* [To do]: Copy out all the lines in the records that include the word "would".

* [Task data]:
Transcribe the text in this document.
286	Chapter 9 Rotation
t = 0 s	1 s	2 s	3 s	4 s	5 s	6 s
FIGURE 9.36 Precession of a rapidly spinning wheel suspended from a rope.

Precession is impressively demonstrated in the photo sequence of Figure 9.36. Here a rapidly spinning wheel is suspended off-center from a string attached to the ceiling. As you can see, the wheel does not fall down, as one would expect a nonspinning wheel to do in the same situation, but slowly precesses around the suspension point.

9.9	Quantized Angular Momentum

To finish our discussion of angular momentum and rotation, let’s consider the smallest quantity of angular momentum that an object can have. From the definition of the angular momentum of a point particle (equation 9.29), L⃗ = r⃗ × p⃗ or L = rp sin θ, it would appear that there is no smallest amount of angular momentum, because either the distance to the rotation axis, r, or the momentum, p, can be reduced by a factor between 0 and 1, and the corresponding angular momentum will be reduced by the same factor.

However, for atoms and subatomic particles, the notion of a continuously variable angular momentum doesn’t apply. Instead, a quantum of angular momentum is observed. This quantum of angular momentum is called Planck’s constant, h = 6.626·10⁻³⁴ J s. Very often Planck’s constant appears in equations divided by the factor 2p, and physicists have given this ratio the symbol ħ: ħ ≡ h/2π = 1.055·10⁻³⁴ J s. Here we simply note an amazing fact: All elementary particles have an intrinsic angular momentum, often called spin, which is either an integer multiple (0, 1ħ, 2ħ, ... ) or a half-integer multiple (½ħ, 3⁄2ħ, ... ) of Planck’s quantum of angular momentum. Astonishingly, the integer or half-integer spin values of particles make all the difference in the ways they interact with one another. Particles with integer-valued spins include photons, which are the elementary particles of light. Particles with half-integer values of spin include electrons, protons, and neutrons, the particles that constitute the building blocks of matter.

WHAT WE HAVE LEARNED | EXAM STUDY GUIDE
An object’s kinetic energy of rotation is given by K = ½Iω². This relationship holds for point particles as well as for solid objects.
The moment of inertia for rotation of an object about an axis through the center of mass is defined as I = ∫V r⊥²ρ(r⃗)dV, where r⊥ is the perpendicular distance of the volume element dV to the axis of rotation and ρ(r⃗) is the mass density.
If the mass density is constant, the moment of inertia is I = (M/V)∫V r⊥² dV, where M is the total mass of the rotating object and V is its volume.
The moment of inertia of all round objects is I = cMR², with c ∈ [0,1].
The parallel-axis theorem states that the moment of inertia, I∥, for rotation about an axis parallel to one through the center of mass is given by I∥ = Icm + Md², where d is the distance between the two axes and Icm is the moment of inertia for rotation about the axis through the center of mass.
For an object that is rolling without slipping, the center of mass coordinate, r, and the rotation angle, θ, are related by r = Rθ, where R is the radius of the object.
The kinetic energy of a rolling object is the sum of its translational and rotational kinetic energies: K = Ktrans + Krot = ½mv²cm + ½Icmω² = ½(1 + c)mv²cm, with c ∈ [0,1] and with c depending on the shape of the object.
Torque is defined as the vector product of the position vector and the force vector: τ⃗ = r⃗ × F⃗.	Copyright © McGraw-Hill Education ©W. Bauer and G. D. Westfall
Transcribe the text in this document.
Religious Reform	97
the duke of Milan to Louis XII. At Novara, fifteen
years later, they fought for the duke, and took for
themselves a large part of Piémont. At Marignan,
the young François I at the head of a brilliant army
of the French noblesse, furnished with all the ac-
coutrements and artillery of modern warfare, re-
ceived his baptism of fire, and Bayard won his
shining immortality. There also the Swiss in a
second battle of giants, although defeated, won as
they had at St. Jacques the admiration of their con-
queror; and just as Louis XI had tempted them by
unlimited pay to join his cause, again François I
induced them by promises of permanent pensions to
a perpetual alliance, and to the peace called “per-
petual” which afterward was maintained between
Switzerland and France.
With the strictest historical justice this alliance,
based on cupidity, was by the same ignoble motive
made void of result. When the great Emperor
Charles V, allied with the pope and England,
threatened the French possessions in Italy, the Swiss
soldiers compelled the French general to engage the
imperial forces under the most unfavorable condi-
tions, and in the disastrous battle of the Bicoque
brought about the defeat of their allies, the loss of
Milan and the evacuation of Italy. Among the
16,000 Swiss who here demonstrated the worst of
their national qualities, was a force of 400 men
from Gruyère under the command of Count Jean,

* [Response]:
Precession is impressively demonstrated in the photo sequence of Figure 9.36. Here a rapidly spinning wheel is suspended off-center from a string attached to the ceiling. As you can see, the wheel does not fall down, as one would expect a nonspinning wheel to do in the same situation, but slowly precesses around the suspension point.
To finish our discussion of angular momentum and rotation, let’s consider the smallest quantity of angular momentum that an object can have. From the definition of the angular momentum of a point particle (equation 9.29), L⃗ = r⃗ × p⃗ or L = rp sin θ, it would appear that there is no smallest amount of angular momentum, because either the distance to the rotation axis, r, or the momentum, p, can be reduced by a factor between 0 and 1, and the corresponding angular momentum will be reduced by the same factor.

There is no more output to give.